# EXTRACTED INFORMATION:
------------------------------------------------------------

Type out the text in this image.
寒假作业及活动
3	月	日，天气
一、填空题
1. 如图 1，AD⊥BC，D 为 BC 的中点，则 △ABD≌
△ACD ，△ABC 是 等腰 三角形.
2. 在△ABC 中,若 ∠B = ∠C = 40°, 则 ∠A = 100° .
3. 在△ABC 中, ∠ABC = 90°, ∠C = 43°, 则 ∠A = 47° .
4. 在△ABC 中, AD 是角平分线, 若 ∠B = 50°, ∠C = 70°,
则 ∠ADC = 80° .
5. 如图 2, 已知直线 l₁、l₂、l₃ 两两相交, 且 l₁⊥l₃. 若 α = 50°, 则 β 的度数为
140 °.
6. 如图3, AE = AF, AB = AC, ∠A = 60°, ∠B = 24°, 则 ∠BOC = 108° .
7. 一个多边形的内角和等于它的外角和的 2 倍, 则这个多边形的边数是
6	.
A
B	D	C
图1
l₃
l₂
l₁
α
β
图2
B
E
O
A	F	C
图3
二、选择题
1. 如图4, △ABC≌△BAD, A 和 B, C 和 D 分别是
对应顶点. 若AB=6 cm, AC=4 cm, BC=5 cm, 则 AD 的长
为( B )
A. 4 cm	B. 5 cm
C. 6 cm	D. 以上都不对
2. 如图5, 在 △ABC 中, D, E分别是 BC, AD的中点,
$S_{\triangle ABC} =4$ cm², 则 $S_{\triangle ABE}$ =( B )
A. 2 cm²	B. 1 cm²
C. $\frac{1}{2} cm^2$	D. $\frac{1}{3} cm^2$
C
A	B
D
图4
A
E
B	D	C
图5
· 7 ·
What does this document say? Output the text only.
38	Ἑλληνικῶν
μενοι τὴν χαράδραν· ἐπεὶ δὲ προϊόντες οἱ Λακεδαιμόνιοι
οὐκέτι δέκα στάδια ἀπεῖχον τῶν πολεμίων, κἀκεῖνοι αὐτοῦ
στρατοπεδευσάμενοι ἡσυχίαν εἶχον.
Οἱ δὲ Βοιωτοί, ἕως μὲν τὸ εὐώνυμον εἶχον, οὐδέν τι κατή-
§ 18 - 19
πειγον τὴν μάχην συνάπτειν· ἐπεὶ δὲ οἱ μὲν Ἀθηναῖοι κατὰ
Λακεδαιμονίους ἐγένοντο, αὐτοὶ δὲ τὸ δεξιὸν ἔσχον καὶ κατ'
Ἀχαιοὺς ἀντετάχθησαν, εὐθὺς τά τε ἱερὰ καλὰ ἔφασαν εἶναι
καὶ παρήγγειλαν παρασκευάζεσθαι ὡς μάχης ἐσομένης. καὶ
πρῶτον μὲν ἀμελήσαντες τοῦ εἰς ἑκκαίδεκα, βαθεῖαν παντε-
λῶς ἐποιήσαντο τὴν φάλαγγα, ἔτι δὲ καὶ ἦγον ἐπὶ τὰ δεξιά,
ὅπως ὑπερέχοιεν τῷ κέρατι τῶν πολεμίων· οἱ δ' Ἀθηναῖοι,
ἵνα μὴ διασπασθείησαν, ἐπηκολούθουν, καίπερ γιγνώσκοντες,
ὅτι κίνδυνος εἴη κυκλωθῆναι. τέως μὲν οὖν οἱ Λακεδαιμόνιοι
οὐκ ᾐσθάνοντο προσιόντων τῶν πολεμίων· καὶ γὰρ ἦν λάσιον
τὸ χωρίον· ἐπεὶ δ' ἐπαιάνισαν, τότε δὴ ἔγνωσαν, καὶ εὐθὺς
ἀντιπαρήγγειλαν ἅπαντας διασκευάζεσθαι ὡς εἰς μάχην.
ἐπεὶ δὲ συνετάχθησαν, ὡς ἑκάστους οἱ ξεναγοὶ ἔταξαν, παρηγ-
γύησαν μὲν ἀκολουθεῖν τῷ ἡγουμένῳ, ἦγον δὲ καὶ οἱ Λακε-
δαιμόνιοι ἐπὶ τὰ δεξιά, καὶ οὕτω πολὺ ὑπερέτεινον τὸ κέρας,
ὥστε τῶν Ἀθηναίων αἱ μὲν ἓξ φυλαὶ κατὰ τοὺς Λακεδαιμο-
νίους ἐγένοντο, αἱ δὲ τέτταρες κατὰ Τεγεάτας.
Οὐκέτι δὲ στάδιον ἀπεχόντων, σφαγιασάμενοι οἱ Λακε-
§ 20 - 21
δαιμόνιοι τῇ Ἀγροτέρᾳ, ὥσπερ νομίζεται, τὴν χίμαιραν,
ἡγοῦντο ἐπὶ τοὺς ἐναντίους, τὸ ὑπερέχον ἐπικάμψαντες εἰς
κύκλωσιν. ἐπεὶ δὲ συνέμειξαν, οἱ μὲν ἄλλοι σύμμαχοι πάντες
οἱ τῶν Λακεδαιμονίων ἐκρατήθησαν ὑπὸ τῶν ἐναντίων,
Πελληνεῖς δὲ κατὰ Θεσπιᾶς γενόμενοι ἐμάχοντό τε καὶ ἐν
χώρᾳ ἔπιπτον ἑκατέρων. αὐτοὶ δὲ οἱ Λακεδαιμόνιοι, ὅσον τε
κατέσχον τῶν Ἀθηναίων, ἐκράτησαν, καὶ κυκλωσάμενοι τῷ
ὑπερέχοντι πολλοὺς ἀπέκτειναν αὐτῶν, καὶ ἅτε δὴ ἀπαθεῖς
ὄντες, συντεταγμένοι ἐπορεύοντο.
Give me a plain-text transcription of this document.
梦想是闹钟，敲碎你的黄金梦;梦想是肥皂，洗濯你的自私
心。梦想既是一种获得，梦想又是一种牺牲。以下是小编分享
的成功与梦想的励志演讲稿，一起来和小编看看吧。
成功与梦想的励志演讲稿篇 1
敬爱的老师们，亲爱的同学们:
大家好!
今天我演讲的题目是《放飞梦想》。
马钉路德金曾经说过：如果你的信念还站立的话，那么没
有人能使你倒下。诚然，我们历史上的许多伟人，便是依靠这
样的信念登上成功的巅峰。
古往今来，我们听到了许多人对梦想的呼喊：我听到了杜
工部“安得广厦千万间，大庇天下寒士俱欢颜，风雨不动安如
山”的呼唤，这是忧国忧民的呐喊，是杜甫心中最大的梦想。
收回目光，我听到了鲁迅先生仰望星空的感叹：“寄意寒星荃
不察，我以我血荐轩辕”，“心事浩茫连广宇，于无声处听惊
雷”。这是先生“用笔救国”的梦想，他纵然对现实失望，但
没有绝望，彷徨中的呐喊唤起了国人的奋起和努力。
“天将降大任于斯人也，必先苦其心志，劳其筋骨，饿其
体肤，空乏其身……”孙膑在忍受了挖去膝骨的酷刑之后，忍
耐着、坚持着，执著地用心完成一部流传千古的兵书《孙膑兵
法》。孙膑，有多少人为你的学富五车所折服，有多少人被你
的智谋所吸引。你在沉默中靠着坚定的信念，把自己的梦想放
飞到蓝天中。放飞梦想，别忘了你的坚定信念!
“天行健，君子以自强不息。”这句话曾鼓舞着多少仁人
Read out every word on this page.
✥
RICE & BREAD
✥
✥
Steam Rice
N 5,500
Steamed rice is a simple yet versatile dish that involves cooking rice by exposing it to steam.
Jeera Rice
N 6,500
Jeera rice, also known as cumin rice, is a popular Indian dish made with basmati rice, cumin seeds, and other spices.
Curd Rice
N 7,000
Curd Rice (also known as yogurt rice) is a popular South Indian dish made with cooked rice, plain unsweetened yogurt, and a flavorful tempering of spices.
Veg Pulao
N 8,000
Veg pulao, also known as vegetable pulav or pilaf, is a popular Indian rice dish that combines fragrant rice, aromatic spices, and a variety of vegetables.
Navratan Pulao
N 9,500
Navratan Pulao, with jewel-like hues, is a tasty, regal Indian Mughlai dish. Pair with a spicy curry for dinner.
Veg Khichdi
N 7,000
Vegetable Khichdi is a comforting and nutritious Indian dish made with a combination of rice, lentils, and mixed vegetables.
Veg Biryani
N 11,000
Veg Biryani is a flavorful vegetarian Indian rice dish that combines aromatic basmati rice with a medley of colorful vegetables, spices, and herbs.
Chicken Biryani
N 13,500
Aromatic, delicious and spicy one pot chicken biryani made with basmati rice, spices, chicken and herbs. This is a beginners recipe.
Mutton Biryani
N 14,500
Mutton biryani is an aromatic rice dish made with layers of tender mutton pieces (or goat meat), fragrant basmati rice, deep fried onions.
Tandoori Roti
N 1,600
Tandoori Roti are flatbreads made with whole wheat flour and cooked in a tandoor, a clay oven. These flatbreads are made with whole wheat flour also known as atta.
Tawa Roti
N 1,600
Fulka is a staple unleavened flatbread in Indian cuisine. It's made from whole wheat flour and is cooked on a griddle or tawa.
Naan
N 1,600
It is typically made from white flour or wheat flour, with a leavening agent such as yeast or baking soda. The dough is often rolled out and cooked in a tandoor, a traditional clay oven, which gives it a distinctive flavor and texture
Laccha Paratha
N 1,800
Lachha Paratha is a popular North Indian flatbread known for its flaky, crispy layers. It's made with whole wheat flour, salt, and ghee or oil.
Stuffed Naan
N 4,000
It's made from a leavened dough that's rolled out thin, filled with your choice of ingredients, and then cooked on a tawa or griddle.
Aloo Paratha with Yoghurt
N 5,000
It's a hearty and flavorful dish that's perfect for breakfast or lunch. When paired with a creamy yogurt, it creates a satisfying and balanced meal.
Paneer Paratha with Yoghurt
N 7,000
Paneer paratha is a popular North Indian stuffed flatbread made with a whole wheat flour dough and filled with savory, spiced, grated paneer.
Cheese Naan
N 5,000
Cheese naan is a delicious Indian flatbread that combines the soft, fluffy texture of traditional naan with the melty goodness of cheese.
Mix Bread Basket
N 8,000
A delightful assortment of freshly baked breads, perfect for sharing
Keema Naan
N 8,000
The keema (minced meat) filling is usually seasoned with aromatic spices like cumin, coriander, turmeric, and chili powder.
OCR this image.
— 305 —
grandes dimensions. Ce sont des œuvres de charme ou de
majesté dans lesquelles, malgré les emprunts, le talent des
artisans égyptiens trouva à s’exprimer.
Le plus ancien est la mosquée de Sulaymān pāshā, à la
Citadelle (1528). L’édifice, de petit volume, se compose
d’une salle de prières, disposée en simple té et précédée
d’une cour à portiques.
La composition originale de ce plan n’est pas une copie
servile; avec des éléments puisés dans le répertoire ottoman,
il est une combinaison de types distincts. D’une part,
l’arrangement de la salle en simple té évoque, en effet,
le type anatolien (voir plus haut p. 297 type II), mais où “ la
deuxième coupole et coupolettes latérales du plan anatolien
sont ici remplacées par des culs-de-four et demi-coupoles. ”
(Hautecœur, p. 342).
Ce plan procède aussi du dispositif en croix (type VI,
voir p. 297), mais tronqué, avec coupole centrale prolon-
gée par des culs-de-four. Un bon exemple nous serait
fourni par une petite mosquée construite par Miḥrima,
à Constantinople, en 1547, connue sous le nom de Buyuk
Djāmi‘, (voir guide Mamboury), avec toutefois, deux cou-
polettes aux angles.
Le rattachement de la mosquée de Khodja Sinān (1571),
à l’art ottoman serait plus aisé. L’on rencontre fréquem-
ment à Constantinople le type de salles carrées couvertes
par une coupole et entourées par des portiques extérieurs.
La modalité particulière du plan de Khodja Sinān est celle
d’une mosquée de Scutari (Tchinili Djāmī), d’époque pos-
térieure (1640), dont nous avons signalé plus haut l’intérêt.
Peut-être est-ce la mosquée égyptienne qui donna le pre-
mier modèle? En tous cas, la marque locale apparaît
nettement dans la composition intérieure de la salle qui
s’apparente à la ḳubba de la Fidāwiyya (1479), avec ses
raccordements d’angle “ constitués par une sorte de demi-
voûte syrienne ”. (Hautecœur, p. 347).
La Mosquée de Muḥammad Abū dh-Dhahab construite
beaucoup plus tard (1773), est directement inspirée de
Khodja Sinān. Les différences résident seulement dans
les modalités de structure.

------------------------------------------------------------

# GIVEN INSTRUCTION:
What is the number of lines in this material that hold the string "perfect"? Answer with that number only.

# SOLVED PROBLEM:
2